**REQUEST:** Copy all lines below exactly as written. Leave pictures out.

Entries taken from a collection
•••••

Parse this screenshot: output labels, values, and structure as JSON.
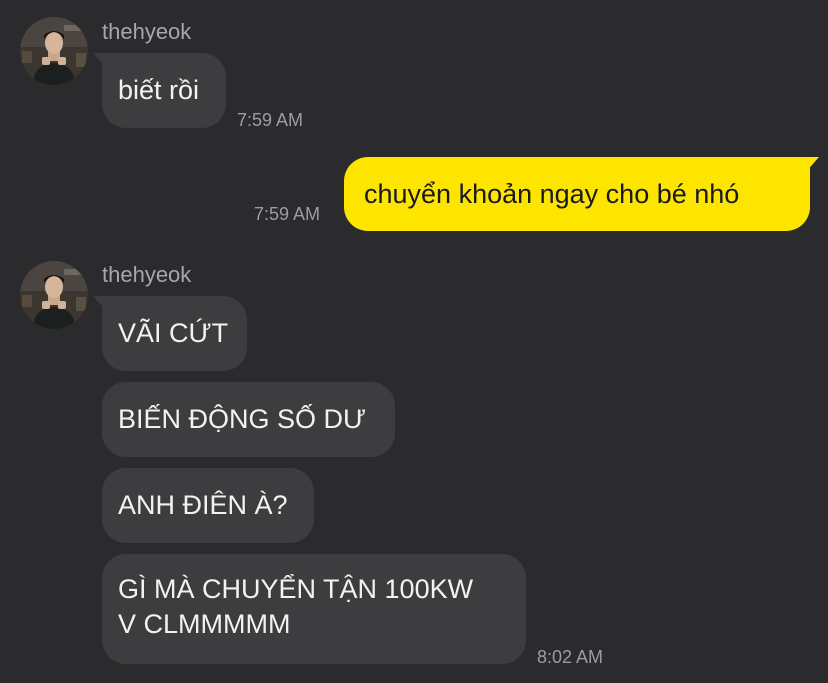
{
  "colors": {
    "background": "#2b2b2d",
    "incoming_bubble": "#3d3d40",
    "outgoing_bubble": "#fee500",
    "sender_name": "#a7a7aa",
    "timestamp": "#9d9da0"
  },
  "groups": [
    {
      "sender": "thehyeok",
      "avatar_icon": "profile-photo-avatar",
      "messages": [
        {
          "text": "biết rồi"
        }
      ],
      "time": "7:59 AM"
    },
    {
      "sender": "me",
      "messages": [
        {
          "text": "chuyển khoản ngay cho bé nhó"
        }
      ],
      "time": "7:59 AM"
    },
    {
      "sender": "thehyeok",
      "avatar_icon": "profile-photo-avatar",
      "messages": [
        {
          "text": "VÃI CỨT"
        },
        {
          "text": "BIẾN ĐỘNG SỐ DƯ"
        },
        {
          "text": "ANH ĐIÊN À?"
        },
        {
          "text": "GÌ MÀ CHUYỂN TẬN 100KW\nV CLMMMMM"
        }
      ],
      "time": "8:02 AM"
    }
  ]
}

•••••

**ANSWER:**
Parse this screenshot: output labels, values, and structure as JSON.
{
  "colors": {
    "background": "#2b2b2d",
    "incoming_bubble": "#3d3d40",
    "outgoing_bubble": "#fee500",
    "sender_name": "#a7a7aa",
    "timestamp": "#9d9da0"
  },
  "groups": [
    {
      "sender": "thehyeok",
      "avatar_icon": "profile-photo-avatar",
      "messages": [
        {
          "text": "biết rồi"
        }
      ],
      "time": "7:59 AM"
    },
    {
      "sender": "me",
      "messages": [
        {
          "text": "chuyển khoản ngay cho bé nhó"
        }
      ],
      "time": "7:59 AM"
    },
    {
      "sender": "thehyeok",
      "avatar_icon": "profile-photo-avatar",
      "messages": [
        {
          "text": "VÃI CỨT"
        },
        {
          "text": "BIẾN ĐỘNG SỐ DƯ"
        },
        {
          "text": "ANH ĐIÊN À?"
        },
        {
          "text": "GÌ MÀ CHUYỂN TẬN 100KW\nV CLMMMMM"
        }
      ],
      "time": "8:02 AM"
    }
  ]
}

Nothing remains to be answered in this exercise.